* **To be done**
Leave out the pictures and restate the rest of the data exactly.

Stored entries:

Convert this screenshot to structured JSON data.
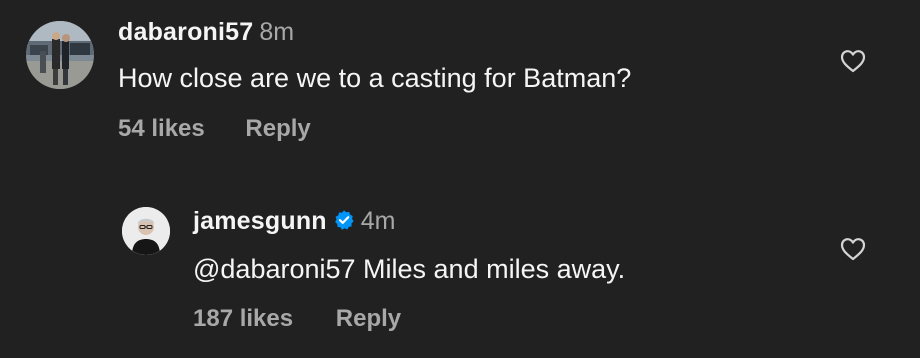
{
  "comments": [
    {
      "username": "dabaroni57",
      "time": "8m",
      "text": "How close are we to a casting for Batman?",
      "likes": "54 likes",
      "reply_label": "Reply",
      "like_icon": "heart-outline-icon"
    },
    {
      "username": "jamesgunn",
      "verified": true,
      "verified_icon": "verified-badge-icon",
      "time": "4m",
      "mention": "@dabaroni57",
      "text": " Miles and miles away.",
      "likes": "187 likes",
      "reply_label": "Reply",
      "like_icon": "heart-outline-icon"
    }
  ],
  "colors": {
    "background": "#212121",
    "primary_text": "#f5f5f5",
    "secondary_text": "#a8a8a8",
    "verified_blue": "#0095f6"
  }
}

* **Result of this task**
Convert this screenshot to structured JSON data.
{
  "comments": [
    {
      "username": "dabaroni57",
      "time": "8m",
      "text": "How close are we to a casting for Batman?",
      "likes": "54 likes",
      "reply_label": "Reply",
      "like_icon": "heart-outline-icon"
    },
    {
      "username": "jamesgunn",
      "verified": true,
      "verified_icon": "verified-badge-icon",
      "time": "4m",
      "mention": "@dabaroni57",
      "text": " Miles and miles away.",
      "likes": "187 likes",
      "reply_label": "Reply",
      "like_icon": "heart-outline-icon"
    }
  ],
  "colors": {
    "background": "#212121",
    "primary_text": "#f5f5f5",
    "secondary_text": "#a8a8a8",
    "verified_blue": "#0095f6"
  }
}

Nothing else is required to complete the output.